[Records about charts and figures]
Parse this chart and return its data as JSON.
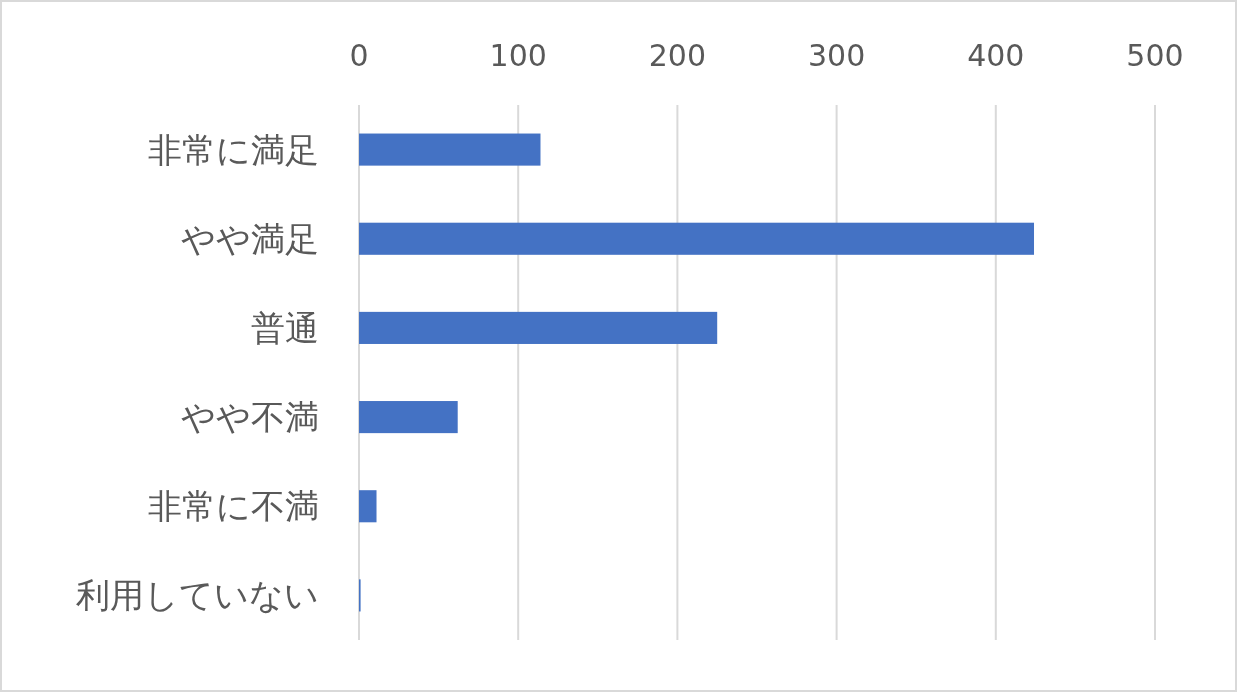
{
  "chart_data": {
    "type": "bar",
    "orientation": "horizontal",
    "categories": [
      "非常に満足",
      "やや満足",
      "普通",
      "やや不満",
      "非常に不満",
      "利用していない"
    ],
    "values": [
      114,
      424,
      225,
      62,
      11,
      1
    ],
    "color": "#4472c4",
    "xlim": [
      0,
      500
    ],
    "xticks": [
      0,
      100,
      200,
      300,
      400,
      500
    ],
    "grid": "x"
  }
}
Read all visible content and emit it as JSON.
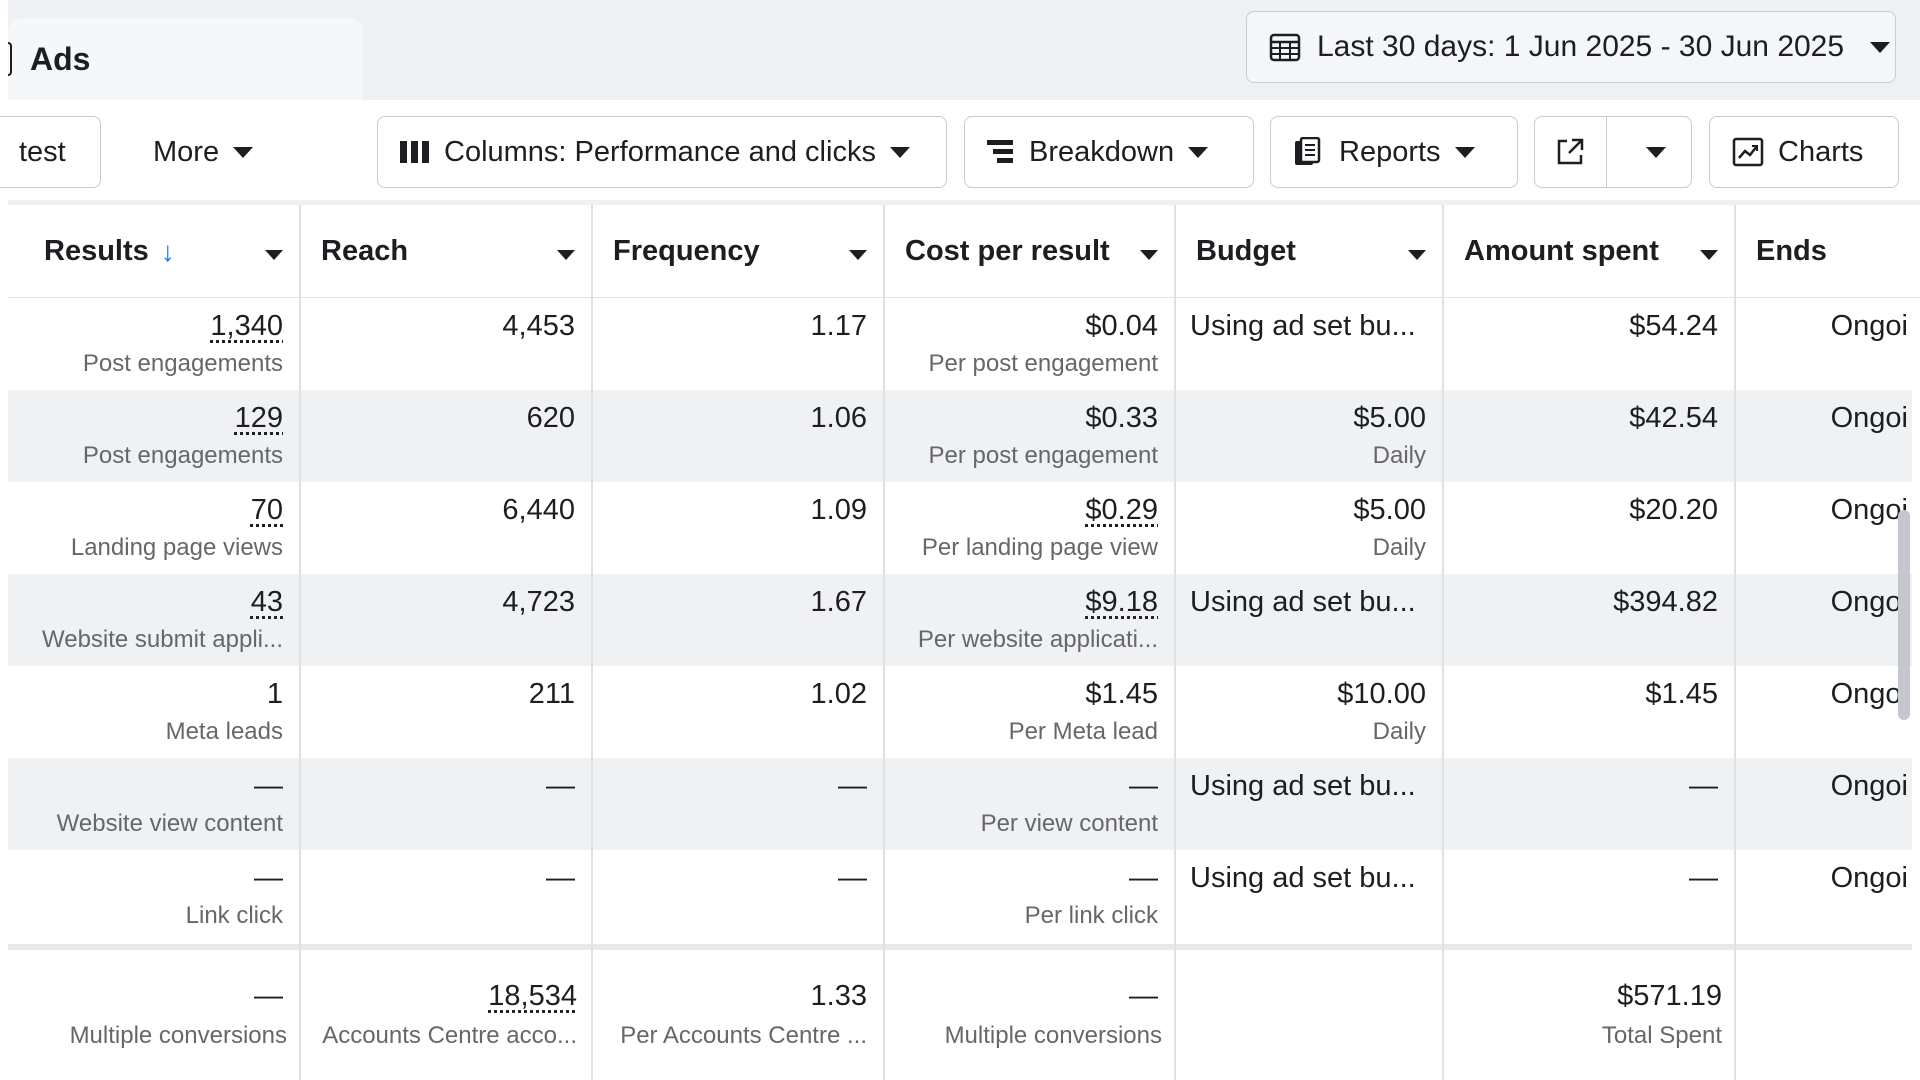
{
  "tab": {
    "title": "Ads"
  },
  "date_range": {
    "label": "Last 30 days: 1 Jun 2025 - 30 Jun 2025"
  },
  "toolbar": {
    "test_label": "test",
    "more_label": "More",
    "columns_label": "Columns: Performance and clicks",
    "breakdown_label": "Breakdown",
    "reports_label": "Reports",
    "charts_label": "Charts"
  },
  "columns": [
    "Results",
    "Reach",
    "Frequency",
    "Cost per result",
    "Budget",
    "Amount spent",
    "Ends"
  ],
  "rows": [
    {
      "results": "1,340",
      "results_sub": "Post engagements",
      "reach": "4,453",
      "frequency": "1.17",
      "cpr": "$0.04",
      "cpr_sub": "Per post engagement",
      "budget": "Using ad set bu...",
      "budget_sub": "",
      "spent": "$54.24",
      "ends": "Ongoi"
    },
    {
      "results": "129",
      "results_sub": "Post engagements",
      "reach": "620",
      "frequency": "1.06",
      "cpr": "$0.33",
      "cpr_sub": "Per post engagement",
      "budget": "$5.00",
      "budget_sub": "Daily",
      "spent": "$42.54",
      "ends": "Ongoi"
    },
    {
      "results": "70",
      "results_sub": "Landing page views",
      "reach": "6,440",
      "frequency": "1.09",
      "cpr": "$0.29",
      "cpr_sub": "Per landing page view",
      "budget": "$5.00",
      "budget_sub": "Daily",
      "spent": "$20.20",
      "ends": "Ongoi"
    },
    {
      "results": "43",
      "results_sub": "Website submit appli...",
      "reach": "4,723",
      "frequency": "1.67",
      "cpr": "$9.18",
      "cpr_sub": "Per website applicati...",
      "budget": "Using ad set bu...",
      "budget_sub": "",
      "spent": "$394.82",
      "ends": "Ongoi"
    },
    {
      "results": "1",
      "results_sub": "Meta leads",
      "reach": "211",
      "frequency": "1.02",
      "cpr": "$1.45",
      "cpr_sub": "Per Meta lead",
      "budget": "$10.00",
      "budget_sub": "Daily",
      "spent": "$1.45",
      "ends": "Ongoi"
    },
    {
      "results": "—",
      "results_sub": "Website view content",
      "reach": "—",
      "frequency": "—",
      "cpr": "—",
      "cpr_sub": "Per view content",
      "budget": "Using ad set bu...",
      "budget_sub": "",
      "spent": "—",
      "ends": "Ongoi"
    },
    {
      "results": "—",
      "results_sub": "Link click",
      "reach": "—",
      "frequency": "—",
      "cpr": "—",
      "cpr_sub": "Per link click",
      "budget": "Using ad set bu...",
      "budget_sub": "",
      "spent": "—",
      "ends": "Ongoi"
    }
  ],
  "totals": {
    "results": "—",
    "results_sub": "Multiple conversions",
    "reach": "18,534",
    "reach_sub": "Accounts Centre acco...",
    "frequency": "1.33",
    "frequency_sub": "Per Accounts Centre ...",
    "cpr": "—",
    "cpr_sub": "Multiple conversions",
    "spent": "$571.19",
    "spent_sub": "Total Spent"
  },
  "colors": {
    "accent": "#1877f2",
    "alt_row": "#f0f1f3",
    "border": "#c8cbd0"
  }
}
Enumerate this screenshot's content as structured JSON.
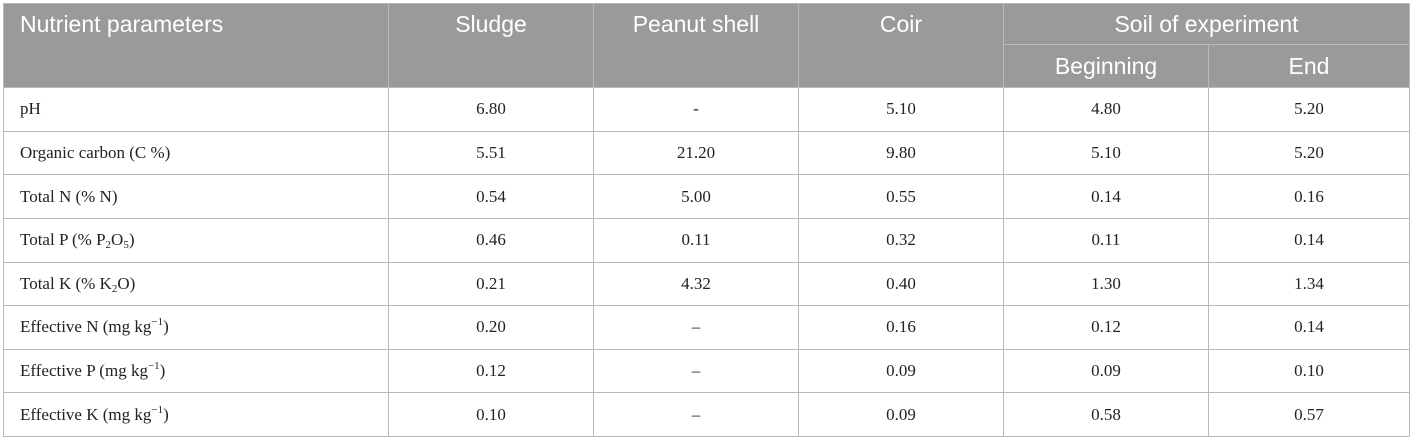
{
  "table": {
    "headers": {
      "parameter": "Nutrient parameters",
      "sludge": "Sludge",
      "peanut_shell": "Peanut shell",
      "coir": "Coir",
      "soil_group": "Soil of experiment",
      "beginning": "Beginning",
      "end": "End"
    },
    "rows": [
      {
        "parameter": "pH",
        "sludge": "6.80",
        "peanut_shell": "-",
        "coir": "5.10",
        "beginning": "4.80",
        "end": "5.20"
      },
      {
        "parameter": "Organic carbon (C %)",
        "sludge": "5.51",
        "peanut_shell": "21.20",
        "coir": "9.80",
        "beginning": "5.10",
        "end": "5.20"
      },
      {
        "parameter": "Total N (% N)",
        "sludge": "0.54",
        "peanut_shell": "5.00",
        "coir": "0.55",
        "beginning": "0.14",
        "end": "0.16"
      },
      {
        "parameter_parts": [
          "Total P (% P",
          "2",
          "O",
          "5",
          ")"
        ],
        "sludge": "0.46",
        "peanut_shell": "0.11",
        "coir": "0.32",
        "beginning": "0.11",
        "end": "0.14"
      },
      {
        "parameter_parts": [
          "Total K (% K",
          "2",
          "O)"
        ],
        "sludge": "0.21",
        "peanut_shell": "4.32",
        "coir": "0.40",
        "beginning": "1.30",
        "end": "1.34"
      },
      {
        "parameter_parts": [
          "Effective N (mg kg",
          "−1",
          ")"
        ],
        "sludge": "0.20",
        "peanut_shell": "–",
        "coir": "0.16",
        "beginning": "0.12",
        "end": "0.14"
      },
      {
        "parameter_parts": [
          "Effective P (mg kg",
          "−1",
          ")"
        ],
        "sludge": "0.12",
        "peanut_shell": "–",
        "coir": "0.09",
        "beginning": "0.09",
        "end": "0.10"
      },
      {
        "parameter_parts": [
          "Effective K (mg kg",
          "−1",
          ")"
        ],
        "sludge": "0.10",
        "peanut_shell": "–",
        "coir": "0.09",
        "beginning": "0.58",
        "end": "0.57"
      }
    ]
  }
}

**AIM OF THE TASK**
Go through the lines above. Select every one that has the string "content".

**WRITTEN REPLY**
Read all visible content and emit it as JSON.
      "results_sub": "Website view content",
      "cpr_sub": "Per view content",
Enumerate this screenshot's content as structured JSON.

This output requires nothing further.